[WHAT IS NEEDED]:
Only the number is wanted: how many lines in the data contain "rosyjsku"?

[TASK INPUT]:
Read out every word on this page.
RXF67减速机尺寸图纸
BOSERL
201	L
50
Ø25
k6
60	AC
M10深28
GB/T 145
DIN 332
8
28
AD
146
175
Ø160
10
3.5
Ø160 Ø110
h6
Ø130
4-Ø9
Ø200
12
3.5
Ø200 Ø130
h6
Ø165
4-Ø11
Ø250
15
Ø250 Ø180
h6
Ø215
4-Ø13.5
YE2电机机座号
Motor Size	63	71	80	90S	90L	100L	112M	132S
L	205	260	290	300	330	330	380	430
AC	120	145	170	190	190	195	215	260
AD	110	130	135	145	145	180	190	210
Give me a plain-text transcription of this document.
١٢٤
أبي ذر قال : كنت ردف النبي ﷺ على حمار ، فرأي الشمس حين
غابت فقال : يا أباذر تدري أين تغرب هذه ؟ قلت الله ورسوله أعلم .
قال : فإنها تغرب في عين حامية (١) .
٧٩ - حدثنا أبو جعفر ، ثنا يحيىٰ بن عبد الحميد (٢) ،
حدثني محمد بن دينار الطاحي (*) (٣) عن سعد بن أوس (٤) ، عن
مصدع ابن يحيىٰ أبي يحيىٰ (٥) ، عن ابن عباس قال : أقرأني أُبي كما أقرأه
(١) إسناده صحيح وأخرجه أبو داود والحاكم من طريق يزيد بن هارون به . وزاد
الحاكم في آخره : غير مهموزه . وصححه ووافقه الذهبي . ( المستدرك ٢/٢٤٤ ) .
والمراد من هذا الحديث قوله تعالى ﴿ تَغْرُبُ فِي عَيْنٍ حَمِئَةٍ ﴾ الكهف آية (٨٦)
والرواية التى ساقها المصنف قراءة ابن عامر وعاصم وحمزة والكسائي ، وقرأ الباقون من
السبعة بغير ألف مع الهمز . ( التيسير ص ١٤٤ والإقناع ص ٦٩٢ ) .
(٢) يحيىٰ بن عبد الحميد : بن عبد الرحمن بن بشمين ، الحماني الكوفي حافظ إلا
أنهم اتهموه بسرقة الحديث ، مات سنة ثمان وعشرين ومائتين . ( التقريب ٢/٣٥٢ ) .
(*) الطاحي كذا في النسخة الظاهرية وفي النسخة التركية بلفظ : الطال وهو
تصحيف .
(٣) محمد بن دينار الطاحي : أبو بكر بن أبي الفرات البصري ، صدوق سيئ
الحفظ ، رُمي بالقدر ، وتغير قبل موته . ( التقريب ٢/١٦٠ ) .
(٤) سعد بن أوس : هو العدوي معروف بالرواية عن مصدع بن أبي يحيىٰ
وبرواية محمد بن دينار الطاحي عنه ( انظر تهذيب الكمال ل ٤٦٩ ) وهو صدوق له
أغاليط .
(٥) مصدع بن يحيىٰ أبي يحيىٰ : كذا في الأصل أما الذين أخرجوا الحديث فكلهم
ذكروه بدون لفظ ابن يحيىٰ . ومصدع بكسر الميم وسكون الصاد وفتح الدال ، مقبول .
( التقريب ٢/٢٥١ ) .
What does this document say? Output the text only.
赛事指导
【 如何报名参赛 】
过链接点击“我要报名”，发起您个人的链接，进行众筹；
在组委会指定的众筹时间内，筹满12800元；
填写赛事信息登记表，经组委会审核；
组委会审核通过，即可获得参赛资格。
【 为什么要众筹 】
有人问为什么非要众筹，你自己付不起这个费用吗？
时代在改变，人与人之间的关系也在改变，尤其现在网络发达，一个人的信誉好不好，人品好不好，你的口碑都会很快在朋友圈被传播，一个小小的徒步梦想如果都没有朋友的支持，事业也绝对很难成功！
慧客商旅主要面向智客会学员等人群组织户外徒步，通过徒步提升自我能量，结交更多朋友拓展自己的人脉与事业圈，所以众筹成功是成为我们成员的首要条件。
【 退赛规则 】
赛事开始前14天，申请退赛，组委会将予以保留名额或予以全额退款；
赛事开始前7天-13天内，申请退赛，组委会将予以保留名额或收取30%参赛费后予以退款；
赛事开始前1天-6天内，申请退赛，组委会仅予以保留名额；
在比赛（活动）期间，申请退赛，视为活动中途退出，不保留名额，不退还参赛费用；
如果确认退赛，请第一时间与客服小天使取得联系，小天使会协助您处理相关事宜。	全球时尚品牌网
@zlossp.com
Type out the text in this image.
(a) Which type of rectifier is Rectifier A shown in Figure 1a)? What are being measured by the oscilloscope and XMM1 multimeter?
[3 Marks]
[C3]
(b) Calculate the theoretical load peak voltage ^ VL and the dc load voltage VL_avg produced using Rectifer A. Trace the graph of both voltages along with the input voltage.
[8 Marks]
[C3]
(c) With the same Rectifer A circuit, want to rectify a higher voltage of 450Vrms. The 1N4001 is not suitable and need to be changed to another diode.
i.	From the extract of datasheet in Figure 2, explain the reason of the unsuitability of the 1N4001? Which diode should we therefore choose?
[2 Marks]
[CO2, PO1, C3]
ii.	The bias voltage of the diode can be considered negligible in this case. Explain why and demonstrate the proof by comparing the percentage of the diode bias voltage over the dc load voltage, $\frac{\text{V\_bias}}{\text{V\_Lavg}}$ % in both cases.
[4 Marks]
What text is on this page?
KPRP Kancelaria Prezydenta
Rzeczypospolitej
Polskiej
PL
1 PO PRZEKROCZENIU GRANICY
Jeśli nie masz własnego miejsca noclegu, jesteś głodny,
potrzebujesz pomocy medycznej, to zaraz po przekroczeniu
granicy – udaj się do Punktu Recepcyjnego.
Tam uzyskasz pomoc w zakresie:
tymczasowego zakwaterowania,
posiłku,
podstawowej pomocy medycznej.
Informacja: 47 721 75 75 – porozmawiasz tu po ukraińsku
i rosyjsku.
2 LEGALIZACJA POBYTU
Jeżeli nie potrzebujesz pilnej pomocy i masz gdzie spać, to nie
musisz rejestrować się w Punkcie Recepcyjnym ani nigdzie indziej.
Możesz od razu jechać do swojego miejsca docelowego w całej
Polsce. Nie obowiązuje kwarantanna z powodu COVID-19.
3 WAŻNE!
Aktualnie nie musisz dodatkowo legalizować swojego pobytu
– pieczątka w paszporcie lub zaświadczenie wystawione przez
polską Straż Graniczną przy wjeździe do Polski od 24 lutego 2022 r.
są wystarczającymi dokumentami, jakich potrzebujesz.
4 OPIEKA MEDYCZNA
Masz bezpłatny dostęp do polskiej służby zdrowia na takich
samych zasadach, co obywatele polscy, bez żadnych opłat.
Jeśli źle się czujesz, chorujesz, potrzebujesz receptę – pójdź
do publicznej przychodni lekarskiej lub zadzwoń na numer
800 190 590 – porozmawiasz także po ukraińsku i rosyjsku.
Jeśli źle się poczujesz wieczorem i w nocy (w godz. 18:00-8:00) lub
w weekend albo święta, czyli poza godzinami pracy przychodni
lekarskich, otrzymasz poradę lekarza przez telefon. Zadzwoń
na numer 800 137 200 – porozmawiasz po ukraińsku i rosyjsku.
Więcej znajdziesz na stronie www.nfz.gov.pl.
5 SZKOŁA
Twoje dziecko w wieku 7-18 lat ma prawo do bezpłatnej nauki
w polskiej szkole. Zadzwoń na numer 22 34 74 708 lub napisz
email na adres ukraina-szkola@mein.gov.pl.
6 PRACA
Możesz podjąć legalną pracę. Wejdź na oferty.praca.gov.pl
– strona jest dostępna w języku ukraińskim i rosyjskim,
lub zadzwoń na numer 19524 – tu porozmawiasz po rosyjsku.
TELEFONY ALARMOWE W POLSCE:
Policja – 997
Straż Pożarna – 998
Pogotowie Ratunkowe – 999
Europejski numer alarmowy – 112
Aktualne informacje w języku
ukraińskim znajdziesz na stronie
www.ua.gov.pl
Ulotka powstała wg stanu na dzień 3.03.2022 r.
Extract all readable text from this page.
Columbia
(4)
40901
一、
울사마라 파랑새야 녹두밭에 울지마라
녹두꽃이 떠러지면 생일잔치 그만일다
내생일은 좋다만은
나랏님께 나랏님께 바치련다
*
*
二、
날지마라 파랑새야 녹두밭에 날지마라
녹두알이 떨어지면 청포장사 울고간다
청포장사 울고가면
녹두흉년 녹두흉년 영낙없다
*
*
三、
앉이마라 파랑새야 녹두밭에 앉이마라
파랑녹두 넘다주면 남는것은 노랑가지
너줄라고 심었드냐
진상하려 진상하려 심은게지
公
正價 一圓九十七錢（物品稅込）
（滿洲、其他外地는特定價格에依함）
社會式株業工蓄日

[ANSWER TO THE EXERCISE]:
4